1.6. Por outro lado, essa questão não contende com os pressupostos de tributação por métodos indiretos nem com os critérios de quantificação respetivos, visto que não põe em causa o valor de venda apurado pela administração tributária;
1.7. Assim sendo, a questão de saber se tal correção ofende aqueles princípios constitucionais não dependia de prévia reclamação, sendo, por isso, nesta parte ilegal a decisão judicial que assim o considerou.
1.8. Mas a falta de correção do valor de aquisição não afeta, em tal caso, a legalidade da liquidação adicional efetuada ao vendedor com base no valor de venda corrigido, podendo apenas pôr em causa a legalidade da atuação da administração tributária junto do comprador.*
* Sumário elaborado pelo Relator.
Recorrente:M... e outros
Recorrido 1:Fazenda Pública
Decisão:Concedido parcial provimento ao recurso.

◆ Desafio 1: Reescreve sem alterações as linhas das entradas que vão da linha com "spec-label: Measuring ranges" até à linha com "param-label: 综合精度 <box>2 298 118 384</box>", ambas incluídas.

◆ Linhas de entrada:
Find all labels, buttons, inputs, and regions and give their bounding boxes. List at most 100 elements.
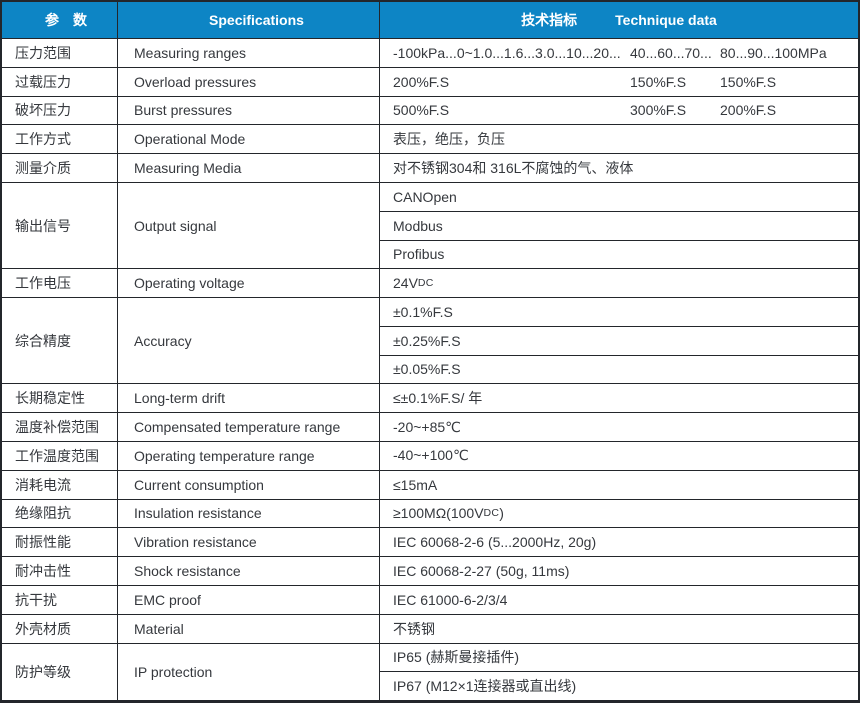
spec-label: Measuring ranges <box>118 39 380 67</box>
row-compensated-temp-range: 温度补偿范围 Compensated temperature range -20… <box>2 412 858 441</box>
burst-low: 500%F.S <box>393 102 450 119</box>
output-option-modbus: Modbus <box>380 210 858 240</box>
output-option-profibus: Profibus <box>380 239 858 269</box>
row-operating-temp-range: 工作温度范围 Operating temperature range -40~+… <box>2 440 858 470</box>
row-long-term-drift: 长期稳定性 Long-term drift ≤±0.1%F.S/ 年 <box>2 383 858 413</box>
spec-label: Burst pressures <box>118 96 380 125</box>
value-cell: 24V DC <box>380 269 858 297</box>
param-label: 输出信号 <box>2 182 118 269</box>
value-cell: ±0.1%F.S ±0.25%F.S ±0.05%F.S <box>380 298 858 383</box>
insulation-post: ) <box>499 505 504 522</box>
param-label: 综合精度 <box>2 298 118 384</box>
value-cell: 对不锈钢304和 316L不腐蚀的气、液体 <box>393 160 634 177</box>
spec-label: Output signal <box>118 182 380 269</box>
value-cell: -100kPa...0~1.0...1.6...3.0...10...20...… <box>380 39 858 67</box>
param-label: 工作温度范围 <box>2 441 118 470</box>
param-label: 温度补偿范围 <box>2 413 118 441</box>
row-ip-protection: 防护等级 IP protection IP65 (赫斯曼接插件) IP67 (M… <box>2 642 858 701</box>
row-measuring-ranges: 压力范围 Measuring ranges -100kPa...0~1.0...… <box>2 38 858 67</box>
row-output-signal: 输出信号 Output signal CANOpen Modbus Profib… <box>2 181 858 269</box>
value-cell: 不锈钢 <box>393 620 435 637</box>
value-cell: CANOpen Modbus Profibus <box>380 183 858 268</box>
spec-label: Shock resistance <box>118 557 380 585</box>
insulation-dc-suffix: DC <box>483 507 500 520</box>
param-label: 过载压力 <box>2 67 118 96</box>
value-cell: IP65 (赫斯曼接插件) IP67 (M12×1连接器或直出线) <box>380 644 858 701</box>
table-header-row: 参 数 Specifications 技术指标 Technique data <box>2 2 858 38</box>
param-label: 长期稳定性 <box>2 384 118 413</box>
header-tech-cn: 技术指标 <box>521 12 578 28</box>
header-technique-data: 技术指标 Technique data <box>380 2 858 38</box>
spec-label: IP protection <box>118 643 380 701</box>
spec-label: Insulation resistance <box>118 499 380 528</box>
accuracy-option-1: ±0.1%F.S <box>393 303 453 320</box>
spec-label: EMC proof <box>118 585 380 614</box>
voltage-value: 24V <box>393 275 418 292</box>
param-label: 防护等级 <box>2 643 118 701</box>
overload-high: 150%F.S <box>720 73 777 90</box>
param-label: 抗干扰 <box>2 585 118 614</box>
spec-label: Material <box>118 614 380 643</box>
value-cell: -40~+100℃ <box>393 447 469 464</box>
row-vibration-resistance: 耐振性能 Vibration resistance IEC 60068-2-6 … <box>2 527 858 557</box>
param-label: 绝缘阻抗 <box>2 499 118 528</box>
value-cell: IEC 60068-2-6 (5...2000Hz, 20g) <box>393 534 597 551</box>
row-current-consumption: 消耗电流 Current consumption ≤15mA <box>2 469 858 499</box>
spec-label: Compensated temperature range <box>118 413 380 441</box>
value-cell: IEC 61000-6-2/3/4 <box>393 591 508 608</box>
spec-label: Vibration resistance <box>118 528 380 557</box>
param-label: 测量介质 <box>2 154 118 182</box>
value-cell: ≥100MΩ(100V DC) <box>380 500 858 528</box>
value-cell: ≤±0.1%F.S/ 年 <box>393 390 483 407</box>
spec-label: Operating voltage <box>118 269 380 298</box>
value-cell: 500%F.S 300%F.S 200%F.S <box>380 97 858 125</box>
range-segment-mid: 40...60...70... <box>630 44 712 61</box>
output-option-canopen: CANOpen <box>393 188 457 205</box>
overload-low: 200%F.S <box>393 73 450 90</box>
spec-label: Accuracy <box>118 298 380 384</box>
value-cell: 200%F.S 150%F.S 150%F.S <box>380 68 858 96</box>
row-overload-pressures: 过载压力 Overload pressures 200%F.S 150%F.S … <box>2 66 858 96</box>
param-label: 工作方式 <box>2 125 118 154</box>
accuracy-option-3: ±0.05%F.S <box>380 354 858 384</box>
row-accuracy: 综合精度 Accuracy ±0.1%F.S ±0.25%F.S ±0.05%F… <box>2 297 858 384</box>
range-segment-high: 80...90...100MPa <box>720 44 827 61</box>
overload-mid: 150%F.S <box>630 73 687 90</box>
param-label: 外壳材质 <box>2 614 118 643</box>
value-cell: ≤15mA <box>393 476 438 493</box>
value-cell: IEC 60068-2-27 (50g, 11ms) <box>393 563 570 580</box>
row-shock-resistance: 耐冲击性 Shock resistance IEC 60068-2-27 (50… <box>2 556 858 585</box>
row-operational-mode: 工作方式 Operational Mode 表压，绝压，负压 <box>2 124 858 154</box>
spec-label: Measuring Media <box>118 154 380 182</box>
voltage-dc-suffix: DC <box>417 277 434 290</box>
accuracy-option-2: ±0.25%F.S <box>380 325 858 355</box>
ip-option-ip67: IP67 (M12×1连接器或直出线) <box>380 671 858 700</box>
spec-label: Overload pressures <box>118 67 380 96</box>
param-label: 耐冲击性 <box>2 557 118 585</box>
burst-mid: 300%F.S <box>630 102 687 119</box>
header-specifications: Specifications <box>118 2 380 38</box>
row-operating-voltage: 工作电压 Operating voltage 24V DC <box>2 268 858 298</box>
header-tech-en: Technique data <box>615 12 717 28</box>
param-label: 消耗电流 <box>2 470 118 499</box>
param-label: 工作电压 <box>2 269 118 298</box>
param-label: 压力范围 <box>2 39 118 67</box>
burst-high: 200%F.S <box>720 102 777 119</box>
row-measuring-media: 测量介质 Measuring Media 对不锈钢304和 316L不腐蚀的气、… <box>2 153 858 182</box>
spec-label: Operational Mode <box>118 125 380 154</box>
param-label: 耐振性能 <box>2 528 118 557</box>
ip-option-ip65: IP65 (赫斯曼接插件) <box>393 649 520 666</box>
row-material: 外壳材质 Material 不锈钢 <box>2 613 858 643</box>
insulation-value: ≥100MΩ(100V <box>393 505 484 522</box>
row-insulation-resistance: 绝缘阻抗 Insulation resistance ≥100MΩ(100V DC… <box>2 498 858 528</box>
row-emc-proof: 抗干扰 EMC proof IEC 61000-6-2/3/4 <box>2 584 858 614</box>
range-segment-low: -100kPa...0~1.0...1.6...3.0...10...20... <box>393 44 621 61</box>
header-param: 参 数 <box>2 2 118 38</box>
spec-label: Long-term drift <box>118 384 380 413</box>
value-cell: -20~+85℃ <box>393 418 461 435</box>
row-burst-pressures: 破坏压力 Burst pressures 500%F.S 300%F.S 200… <box>2 95 858 125</box>
value-cell: 表压，绝压，负压 <box>393 131 505 148</box>
spec-label: Operating temperature range <box>118 441 380 470</box>
param-label: 破坏压力 <box>2 96 118 125</box>
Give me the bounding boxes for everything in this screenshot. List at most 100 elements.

◆ Desafio 2: Continua o texto sobre a correção do valor de venda pela administração tributária a partir do ponto onde termina.

◆ Resultado 1:
spec-label: Measuring ranges <box>118 39 380 67</box>
row-compensated-temp-range: 温度补偿范围 Compensated temperature range -20… <box>2 412 858 441</box>
burst-low: 500%F.S <box>393 102 450 119</box>
output-option-modbus: Modbus <box>380 210 858 240</box>
output-option-profibus: Profibus <box>380 239 858 269</box>
row-operating-temp-range: 工作温度范围 Operating temperature range -40~+… <box>2 440 858 470</box>
row-long-term-drift: 长期稳定性 Long-term drift ≤±0.1%F.S/ 年 <box>2 383 858 413</box>
spec-label: Burst pressures <box>118 96 380 125</box>
value-cell: 24V DC <box>380 269 858 297</box>
param-label: 输出信号 <box>2 182 118 269</box>
value-cell: ±0.1%F.S ±0.25%F.S ±0.05%F.S <box>380 298 858 383</box>
insulation-post: ) <box>499 505 504 522</box>
param-label: 综合精度 <box>2 298 118 384</box>

◆ Resultado 2:
Aditamento:
Parecer Ministério Publico:
1
Decisão Texto Integral:Acordam, em conferência, os juízes da Secção de Contencioso Tributário do Tribunal Central Administrativo Norte:

1. Relatório

1.1. «M…, I… e R… », sociedade irregular com o n.i.f. 9…, com sede na Rua…, em Vila do Conde, recorreu da sentença proferida pelo Tribunal Administrativo e Fiscal do Porto que julgando verificada a «exceção dilatória inominada da não reclamação prévia da fixação da matéria tributável», absolveu a Fazenda Pública da instância nos presentes autos de impugnação judicial da liquidação de Imposto sobre o Rendimento das Pessoas Coletivas do exercício de 1998.

Recurso esse que foi admitido com subida imediata nos próprios autos e com efeito meramente devolutivo.

Notificada da sua admissão, apresentou alegações e formulou as seguintes conclusões:

A. Por decisão do tribunal recorrido a fls. ?? o Meritíssimo Juiz a quo JULGA: «procedente a referida excepção dilatória e, consequentemente absolvo a Fazenda Pública da instância». É da totalidade desta decisão que se recorre, quer por se discordar do procedimento da excepção dilatória invocada pela Fazenda Pública, quer por subsistir uma omissão de pronúncia do Tribunal quanto à demais matéria de facto e de direito relevante invocada pela impugnante.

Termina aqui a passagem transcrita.